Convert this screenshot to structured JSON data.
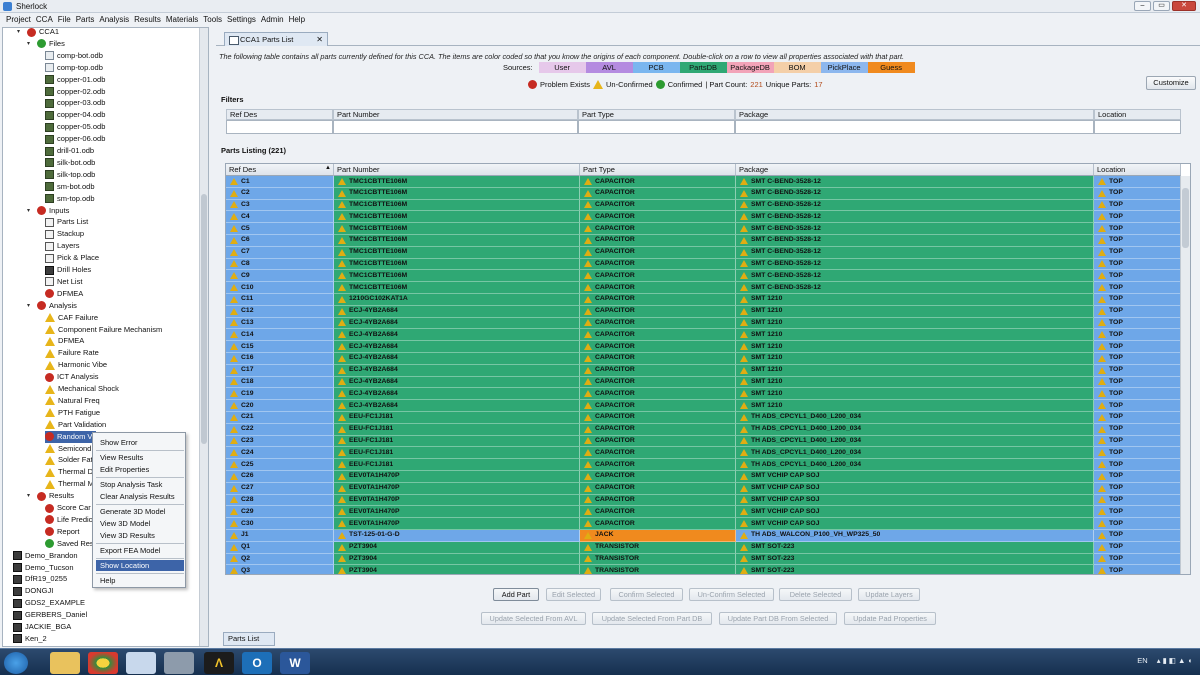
{
  "window": {
    "title": "Sherlock",
    "buttons": [
      "–",
      "▭",
      "✕"
    ]
  },
  "menu": [
    "Project",
    "CCA",
    "File",
    "Parts",
    "Analysis",
    "Results",
    "Materials",
    "Tools",
    "Settings",
    "Admin",
    "Help"
  ],
  "tree": {
    "top_node": "CCA1",
    "files_label": "Files",
    "files": [
      "comp-bot.odb",
      "comp-top.odb",
      "copper-01.odb",
      "copper-02.odb",
      "copper-03.odb",
      "copper-04.odb",
      "copper-05.odb",
      "copper-06.odb",
      "drill-01.odb",
      "silk-bot.odb",
      "silk-top.odb",
      "sm-bot.odb",
      "sm-top.odb"
    ],
    "inputs_label": "Inputs",
    "inputs": [
      {
        "label": "Parts List",
        "icon": "list"
      },
      {
        "label": "Stackup",
        "icon": "list"
      },
      {
        "label": "Layers",
        "icon": "list"
      },
      {
        "label": "Pick & Place",
        "icon": "list"
      },
      {
        "label": "Drill Holes",
        "icon": "dark"
      },
      {
        "label": "Net List",
        "icon": "list"
      },
      {
        "label": "DFMEA",
        "icon": "err"
      }
    ],
    "analysis_label": "Analysis",
    "analysis": [
      {
        "label": "CAF Failure",
        "icon": "warn"
      },
      {
        "label": "Component Failure Mechanism",
        "icon": "warn"
      },
      {
        "label": "DFMEA",
        "icon": "warn"
      },
      {
        "label": "Failure Rate",
        "icon": "warn"
      },
      {
        "label": "Harmonic Vibe",
        "icon": "warn"
      },
      {
        "label": "ICT Analysis",
        "icon": "err"
      },
      {
        "label": "Mechanical Shock",
        "icon": "warn"
      },
      {
        "label": "Natural Freq",
        "icon": "warn"
      },
      {
        "label": "PTH Fatigue",
        "icon": "warn"
      },
      {
        "label": "Part Validation",
        "icon": "warn"
      },
      {
        "label": "Random V",
        "icon": "err"
      },
      {
        "label": "Semicond",
        "icon": "warn"
      },
      {
        "label": "Solder Fati",
        "icon": "warn"
      },
      {
        "label": "Thermal D",
        "icon": "warn"
      },
      {
        "label": "Thermal M",
        "icon": "warn"
      }
    ],
    "results_label": "Results",
    "results": [
      {
        "label": "Score Car",
        "icon": "err"
      },
      {
        "label": "Life Predic",
        "icon": "err"
      },
      {
        "label": "Report",
        "icon": "err"
      },
      {
        "label": "Saved Res",
        "icon": "ok"
      }
    ],
    "projects": [
      "Demo_Brandon",
      "Demo_Tucson",
      "DfR19_0255",
      "DONGJI",
      "GDS2_EXAMPLE",
      "GERBERS_Daniel",
      "JACKIE_BGA",
      "Ken_2",
      "Kevin"
    ]
  },
  "context_menu": [
    "Show Error",
    "View Results",
    "Edit Properties",
    "Stop Analysis Task",
    "Clear Analysis Results",
    "Generate 3D Model",
    "View 3D Model",
    "View 3D Results",
    "Export FEA Model",
    "Show Location",
    "Help"
  ],
  "tab": {
    "label": "CCA1 Parts List",
    "close": "✕"
  },
  "description": "The following table contains all parts currently defined for this CCA. The items are color coded so that you know the origins of each component. Double-click on a row to view all properties associated with that part.",
  "sources": {
    "label": "Sources:",
    "items": [
      {
        "label": "User",
        "color": "#e6c8ea"
      },
      {
        "label": "AVL",
        "color": "#b48be0"
      },
      {
        "label": "PCB",
        "color": "#7ab6ef"
      },
      {
        "label": "PartsDB",
        "color": "#2fa874"
      },
      {
        "label": "PackageDB",
        "color": "#f2a3b8"
      },
      {
        "label": "BOM",
        "color": "#f4cfa8"
      },
      {
        "label": "PickPlace",
        "color": "#8cb7ee"
      },
      {
        "label": "Guess",
        "color": "#f08a1e"
      }
    ]
  },
  "legend": {
    "problem": "Problem Exists",
    "unconfirmed": "Un-Confirmed",
    "confirmed": "Confirmed",
    "part_count_label": "| Part Count:",
    "part_count": "221",
    "unique_label": "Unique Parts:",
    "unique": "17"
  },
  "customize_label": "Customize",
  "filters": {
    "title": "Filters",
    "columns": [
      "Ref Des",
      "Part Number",
      "Part Type",
      "Package",
      "Location"
    ]
  },
  "listing": {
    "title": "Parts Listing (221)",
    "columns": [
      "Ref Des",
      "Part Number",
      "Part Type",
      "Package",
      "Location"
    ],
    "rows": [
      [
        "C1",
        "TMC1CBTTE106M",
        "CAPACITOR",
        "SMT C-BEND-3528-12",
        "TOP"
      ],
      [
        "C2",
        "TMC1CBTTE106M",
        "CAPACITOR",
        "SMT C-BEND-3528-12",
        "TOP"
      ],
      [
        "C3",
        "TMC1CBTTE106M",
        "CAPACITOR",
        "SMT C-BEND-3528-12",
        "TOP"
      ],
      [
        "C4",
        "TMC1CBTTE106M",
        "CAPACITOR",
        "SMT C-BEND-3528-12",
        "TOP"
      ],
      [
        "C5",
        "TMC1CBTTE106M",
        "CAPACITOR",
        "SMT C-BEND-3528-12",
        "TOP"
      ],
      [
        "C6",
        "TMC1CBTTE106M",
        "CAPACITOR",
        "SMT C-BEND-3528-12",
        "TOP"
      ],
      [
        "C7",
        "TMC1CBTTE106M",
        "CAPACITOR",
        "SMT C-BEND-3528-12",
        "TOP"
      ],
      [
        "C8",
        "TMC1CBTTE106M",
        "CAPACITOR",
        "SMT C-BEND-3528-12",
        "TOP"
      ],
      [
        "C9",
        "TMC1CBTTE106M",
        "CAPACITOR",
        "SMT C-BEND-3528-12",
        "TOP"
      ],
      [
        "C10",
        "TMC1CBTTE106M",
        "CAPACITOR",
        "SMT C-BEND-3528-12",
        "TOP"
      ],
      [
        "C11",
        "1210GC102KAT1A",
        "CAPACITOR",
        "SMT 1210",
        "TOP"
      ],
      [
        "C12",
        "ECJ-4YB2A684",
        "CAPACITOR",
        "SMT 1210",
        "TOP"
      ],
      [
        "C13",
        "ECJ-4YB2A684",
        "CAPACITOR",
        "SMT 1210",
        "TOP"
      ],
      [
        "C14",
        "ECJ-4YB2A684",
        "CAPACITOR",
        "SMT 1210",
        "TOP"
      ],
      [
        "C15",
        "ECJ-4YB2A684",
        "CAPACITOR",
        "SMT 1210",
        "TOP"
      ],
      [
        "C16",
        "ECJ-4YB2A684",
        "CAPACITOR",
        "SMT 1210",
        "TOP"
      ],
      [
        "C17",
        "ECJ-4YB2A684",
        "CAPACITOR",
        "SMT 1210",
        "TOP"
      ],
      [
        "C18",
        "ECJ-4YB2A684",
        "CAPACITOR",
        "SMT 1210",
        "TOP"
      ],
      [
        "C19",
        "ECJ-4YB2A684",
        "CAPACITOR",
        "SMT 1210",
        "TOP"
      ],
      [
        "C20",
        "ECJ-4YB2A684",
        "CAPACITOR",
        "SMT 1210",
        "TOP"
      ],
      [
        "C21",
        "EEU-FC1J181",
        "CAPACITOR",
        "TH ADS_CPCYL1_D400_L200_034",
        "TOP"
      ],
      [
        "C22",
        "EEU-FC1J181",
        "CAPACITOR",
        "TH ADS_CPCYL1_D400_L200_034",
        "TOP"
      ],
      [
        "C23",
        "EEU-FC1J181",
        "CAPACITOR",
        "TH ADS_CPCYL1_D400_L200_034",
        "TOP"
      ],
      [
        "C24",
        "EEU-FC1J181",
        "CAPACITOR",
        "TH ADS_CPCYL1_D400_L200_034",
        "TOP"
      ],
      [
        "C25",
        "EEU-FC1J181",
        "CAPACITOR",
        "TH ADS_CPCYL1_D400_L200_034",
        "TOP"
      ],
      [
        "C26",
        "EEV0TA1H470P",
        "CAPACITOR",
        "SMT VCHIP CAP SOJ",
        "TOP"
      ],
      [
        "C27",
        "EEV0TA1H470P",
        "CAPACITOR",
        "SMT VCHIP CAP SOJ",
        "TOP"
      ],
      [
        "C28",
        "EEV0TA1H470P",
        "CAPACITOR",
        "SMT VCHIP CAP SOJ",
        "TOP"
      ],
      [
        "C29",
        "EEV0TA1H470P",
        "CAPACITOR",
        "SMT VCHIP CAP SOJ",
        "TOP"
      ],
      [
        "C30",
        "EEV0TA1H470P",
        "CAPACITOR",
        "SMT VCHIP CAP SOJ",
        "TOP"
      ],
      [
        "J1",
        "TST-125-01-G-D",
        "JACK",
        "TH ADS_WALCON_P100_VH_WP325_50",
        "TOP"
      ],
      [
        "Q1",
        "PZT3904",
        "TRANSISTOR",
        "SMT SOT-223",
        "TOP"
      ],
      [
        "Q2",
        "PZT3904",
        "TRANSISTOR",
        "SMT SOT-223",
        "TOP"
      ],
      [
        "Q3",
        "PZT3904",
        "TRANSISTOR",
        "SMT SOT-223",
        "TOP"
      ]
    ]
  },
  "buttons_row1": [
    {
      "label": "Add Part",
      "enabled": true
    },
    {
      "label": "Edit Selected",
      "enabled": false
    },
    {
      "label": "Confirm Selected",
      "enabled": false
    },
    {
      "label": "Un-Confirm Selected",
      "enabled": false
    },
    {
      "label": "Delete Selected",
      "enabled": false
    },
    {
      "label": "Update Layers",
      "enabled": false
    }
  ],
  "buttons_row2": [
    {
      "label": "Update Selected From AVL",
      "enabled": false
    },
    {
      "label": "Update Selected From Part DB",
      "enabled": false
    },
    {
      "label": "Update Part DB From Selected",
      "enabled": false
    },
    {
      "label": "Update Pad Properties",
      "enabled": false
    }
  ],
  "bottom_tab": "Parts List",
  "tray": {
    "lang": "EN",
    "time": ""
  }
}
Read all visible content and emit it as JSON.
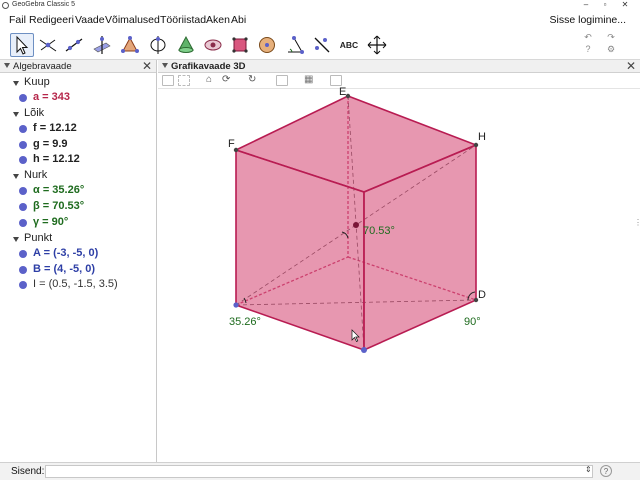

The exercise: Lines that include the word "color" are to be extracted from the data above.

Solution to this exercise:
  "description": "The following table contains all parts currently defined for this CCA. The items are color coded so that you know the origins of each component. Double-click on a row to view all properties associated with that part.",
        "color": "#e6c8ea"
        "color": "#b48be0"
        "color": "#7ab6ef"
        "color": "#2fa874"
        "color": "#f2a3b8"
        "color": "#f4cfa8"
        "color": "#8cb7ee"
        "color": "#f08a1e"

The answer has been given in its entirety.